=== Problem ===
Word for word, restate every line of the material.

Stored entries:
= = =
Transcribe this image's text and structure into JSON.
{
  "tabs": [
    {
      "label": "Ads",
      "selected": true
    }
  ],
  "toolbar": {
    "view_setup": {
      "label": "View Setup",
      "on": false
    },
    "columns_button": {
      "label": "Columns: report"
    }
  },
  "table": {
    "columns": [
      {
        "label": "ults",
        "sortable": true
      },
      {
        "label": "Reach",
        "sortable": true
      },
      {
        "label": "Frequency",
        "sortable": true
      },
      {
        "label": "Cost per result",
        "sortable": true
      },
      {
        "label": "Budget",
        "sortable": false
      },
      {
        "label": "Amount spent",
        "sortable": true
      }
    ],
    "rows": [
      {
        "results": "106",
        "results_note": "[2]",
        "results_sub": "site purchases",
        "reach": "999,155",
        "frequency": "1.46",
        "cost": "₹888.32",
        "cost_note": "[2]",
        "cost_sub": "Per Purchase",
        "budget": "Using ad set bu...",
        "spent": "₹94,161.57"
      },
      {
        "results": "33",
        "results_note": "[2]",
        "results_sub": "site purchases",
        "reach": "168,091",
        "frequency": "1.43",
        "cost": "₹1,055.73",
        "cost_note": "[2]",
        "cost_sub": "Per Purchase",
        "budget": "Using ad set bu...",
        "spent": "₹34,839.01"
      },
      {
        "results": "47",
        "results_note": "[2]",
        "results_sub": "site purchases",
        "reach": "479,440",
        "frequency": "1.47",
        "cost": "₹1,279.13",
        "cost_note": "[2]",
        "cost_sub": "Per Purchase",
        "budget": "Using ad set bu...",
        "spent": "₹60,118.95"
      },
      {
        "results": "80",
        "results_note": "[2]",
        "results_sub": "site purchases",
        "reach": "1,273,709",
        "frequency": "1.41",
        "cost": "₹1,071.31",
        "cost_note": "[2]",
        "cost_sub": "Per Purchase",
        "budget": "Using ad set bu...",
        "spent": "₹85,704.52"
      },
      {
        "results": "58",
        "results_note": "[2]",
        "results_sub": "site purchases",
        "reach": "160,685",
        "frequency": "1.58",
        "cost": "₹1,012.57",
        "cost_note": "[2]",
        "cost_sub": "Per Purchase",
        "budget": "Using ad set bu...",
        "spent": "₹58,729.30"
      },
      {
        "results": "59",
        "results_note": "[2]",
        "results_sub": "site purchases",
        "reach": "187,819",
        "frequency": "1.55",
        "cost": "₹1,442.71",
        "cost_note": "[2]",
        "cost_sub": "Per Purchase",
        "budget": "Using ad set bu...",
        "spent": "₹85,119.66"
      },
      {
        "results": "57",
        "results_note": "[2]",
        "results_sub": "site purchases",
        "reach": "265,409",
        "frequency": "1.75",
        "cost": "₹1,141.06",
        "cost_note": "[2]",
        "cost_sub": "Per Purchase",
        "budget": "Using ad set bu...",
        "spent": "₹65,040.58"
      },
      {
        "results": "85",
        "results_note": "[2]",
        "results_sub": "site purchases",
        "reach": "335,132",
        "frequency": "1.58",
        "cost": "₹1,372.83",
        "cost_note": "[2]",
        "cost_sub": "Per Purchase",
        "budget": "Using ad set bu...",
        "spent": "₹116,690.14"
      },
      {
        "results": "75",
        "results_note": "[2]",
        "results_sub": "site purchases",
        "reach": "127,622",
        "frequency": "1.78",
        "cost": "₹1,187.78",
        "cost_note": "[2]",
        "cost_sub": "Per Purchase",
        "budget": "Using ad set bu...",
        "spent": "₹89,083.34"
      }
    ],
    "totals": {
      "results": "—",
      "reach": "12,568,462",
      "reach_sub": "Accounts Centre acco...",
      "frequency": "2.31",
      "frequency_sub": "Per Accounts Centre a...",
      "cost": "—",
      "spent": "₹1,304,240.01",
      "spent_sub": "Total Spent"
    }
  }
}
= = =
=== Result ===
Transcribe this image's text and structure into JSON.
{
  "tabs": [
    {
      "label": "Ads",
      "selected": true
    }
  ],
  "toolbar": {
    "view_setup": {
      "label": "View Setup",
      "on": false
    },
    "columns_button": {
      "label": "Columns: report"
    }
  },
  "table": {
    "columns": [
      {
        "label": "ults",
        "sortable": true
      },
      {
        "label": "Reach",
        "sortable": true
      },
      {
        "label": "Frequency",
        "sortable": true
      },
      {
        "label": "Cost per result",
        "sortable": true
      },
      {
        "label": "Budget",
        "sortable": false
      },
      {
        "label": "Amount spent",
        "sortable": true
      }
    ],
    "rows": [
      {
        "results": "106",
        "results_note": "[2]",
        "results_sub": "site purchases",
        "reach": "999,155",
        "frequency": "1.46",
        "cost": "₹888.32",
        "cost_note": "[2]",
        "cost_sub": "Per Purchase",
        "budget": "Using ad set bu...",
        "spent": "₹94,161.57"
      },
      {
        "results": "33",
        "results_note": "[2]",
        "results_sub": "site purchases",
        "reach": "168,091",
        "frequency": "1.43",
        "cost": "₹1,055.73",
        "cost_note": "[2]",
        "cost_sub": "Per Purchase",
        "budget": "Using ad set bu...",
        "spent": "₹34,839.01"
      },
      {
        "results": "47",
        "results_note": "[2]",
        "results_sub": "site purchases",
        "reach": "479,440",
        "frequency": "1.47",
        "cost": "₹1,279.13",
        "cost_note": "[2]",
        "cost_sub": "Per Purchase",
        "budget": "Using ad set bu...",
        "spent": "₹60,118.95"
      },
      {
        "results": "80",
        "results_note": "[2]",
        "results_sub": "site purchases",
        "reach": "1,273,709",
        "frequency": "1.41",
        "cost": "₹1,071.31",
        "cost_note": "[2]",
        "cost_sub": "Per Purchase",
        "budget": "Using ad set bu...",
        "spent": "₹85,704.52"
      },
      {
        "results": "58",
        "results_note": "[2]",
        "results_sub": "site purchases",
        "reach": "160,685",
        "frequency": "1.58",
        "cost": "₹1,012.57",
        "cost_note": "[2]",
        "cost_sub": "Per Purchase",
        "budget": "Using ad set bu...",
        "spent": "₹58,729.30"
      },
      {
        "results": "59",
        "results_note": "[2]",
        "results_sub": "site purchases",
        "reach": "187,819",
        "frequency": "1.55",
        "cost": "₹1,442.71",
        "cost_note": "[2]",
        "cost_sub": "Per Purchase",
        "budget": "Using ad set bu...",
        "spent": "₹85,119.66"
      },
      {
        "results": "57",
        "results_note": "[2]",
        "results_sub": "site purchases",
        "reach": "265,409",
        "frequency": "1.75",
        "cost": "₹1,141.06",
        "cost_note": "[2]",
        "cost_sub": "Per Purchase",
        "budget": "Using ad set bu...",
        "spent": "₹65,040.58"
      },
      {
        "results": "85",
        "results_note": "[2]",
        "results_sub": "site purchases",
        "reach": "335,132",
        "frequency": "1.58",
        "cost": "₹1,372.83",
        "cost_note": "[2]",
        "cost_sub": "Per Purchase",
        "budget": "Using ad set bu...",
        "spent": "₹116,690.14"
      },
      {
        "results": "75",
        "results_note": "[2]",
        "results_sub": "site purchases",
        "reach": "127,622",
        "frequency": "1.78",
        "cost": "₹1,187.78",
        "cost_note": "[2]",
        "cost_sub": "Per Purchase",
        "budget": "Using ad set bu...",
        "spent": "₹89,083.34"
      }
    ],
    "totals": {
      "results": "—",
      "reach": "12,568,462",
      "reach_sub": "Accounts Centre acco...",
      "frequency": "2.31",
      "frequency_sub": "Per Accounts Centre a...",
      "cost": "—",
      "spent": "₹1,304,240.01",
      "spent_sub": "Total Spent"
    }
  }
}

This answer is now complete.